Dataset rows about figures:
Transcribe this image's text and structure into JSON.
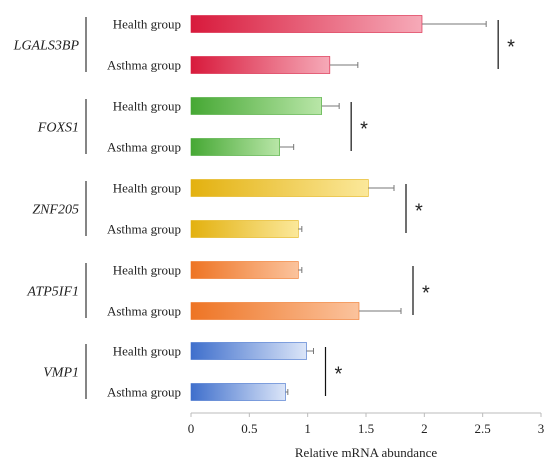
{
  "chart_data": {
    "type": "bar",
    "orientation": "horizontal",
    "xlabel": "Relative mRNA abundance",
    "xlim": [
      0,
      3
    ],
    "xticks": [
      "0",
      "0.5",
      "1",
      "1.5",
      "2",
      "2.5",
      "3"
    ],
    "grid": false,
    "legend": "none",
    "groups": [
      {
        "gene": "LGALS3BP",
        "significance": "*",
        "colors": {
          "dark": "#d81a3c",
          "light": "#f6aab8"
        },
        "bars": [
          {
            "label": "Health group",
            "value": 1.98,
            "error": 0.55
          },
          {
            "label": "Asthma group",
            "value": 1.19,
            "error": 0.24
          }
        ]
      },
      {
        "gene": "FOXS1",
        "significance": "*",
        "colors": {
          "dark": "#46a834",
          "light": "#b9e6a8"
        },
        "bars": [
          {
            "label": "Health group",
            "value": 1.12,
            "error": 0.15
          },
          {
            "label": "Asthma group",
            "value": 0.76,
            "error": 0.12
          }
        ]
      },
      {
        "gene": "ZNF205",
        "significance": "*",
        "colors": {
          "dark": "#e3b10f",
          "light": "#fbe89a"
        },
        "bars": [
          {
            "label": "Health group",
            "value": 1.52,
            "error": 0.22
          },
          {
            "label": "Asthma group",
            "value": 0.92,
            "error": 0.03
          }
        ]
      },
      {
        "gene": "ATP5IF1",
        "significance": "*",
        "colors": {
          "dark": "#ee7424",
          "light": "#fbc39d"
        },
        "bars": [
          {
            "label": "Health group",
            "value": 0.92,
            "error": 0.03
          },
          {
            "label": "Asthma group",
            "value": 1.44,
            "error": 0.36
          }
        ]
      },
      {
        "gene": "VMP1",
        "significance": "*",
        "colors": {
          "dark": "#3f6fcc",
          "light": "#dbe5f8"
        },
        "bars": [
          {
            "label": "Health group",
            "value": 0.99,
            "error": 0.06
          },
          {
            "label": "Asthma group",
            "value": 0.81,
            "error": 0.02
          }
        ]
      }
    ]
  }
}
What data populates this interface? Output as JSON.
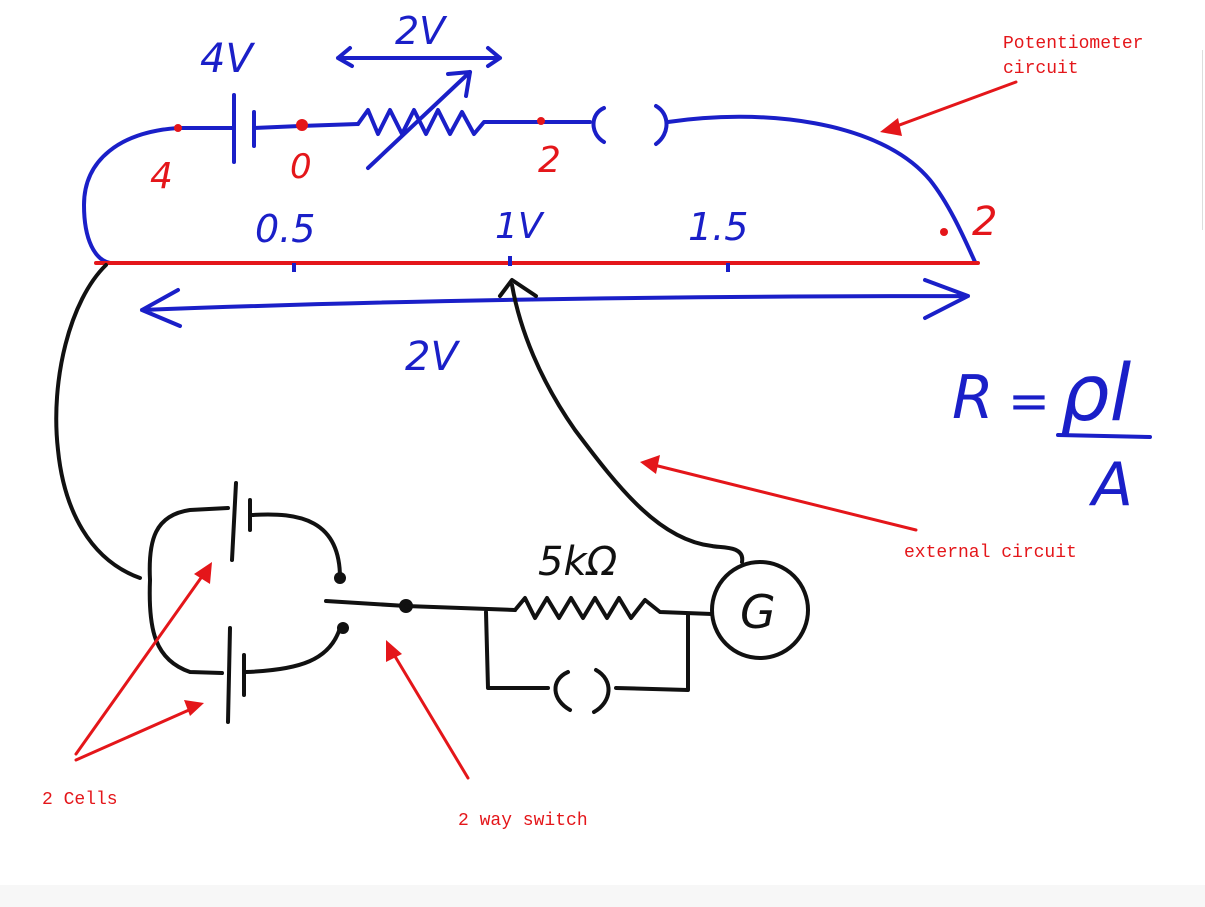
{
  "colors": {
    "blue_ink": "#1a1fc8",
    "black_ink": "#111111",
    "red_ink": "#e4161a",
    "background": "#ffffff"
  },
  "potentiometer": {
    "source_voltage": "4V",
    "rheostat_drop": "2V",
    "node_left": "4",
    "node_mid": "0",
    "node_right": "2",
    "wire_end": "2",
    "marks": [
      "0.5",
      "1V",
      "1.5"
    ],
    "wire_span": "2V"
  },
  "formula": {
    "lhs": "R",
    "equals": "=",
    "numerator": "ρl",
    "denominator": "A"
  },
  "external": {
    "resistor": "5kΩ",
    "galvanometer": "G"
  },
  "annotations": {
    "potentiometer_line1": "Potentiometer",
    "potentiometer_line2": "circuit",
    "external_circuit": "external circuit",
    "two_cells": "2 Cells",
    "two_way_switch": "2 way switch"
  }
}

◆ **Exercise details**:
Count the lines of the data that hold the word "value". Report the count and nothing more.

◆ **Completed exercise**:
10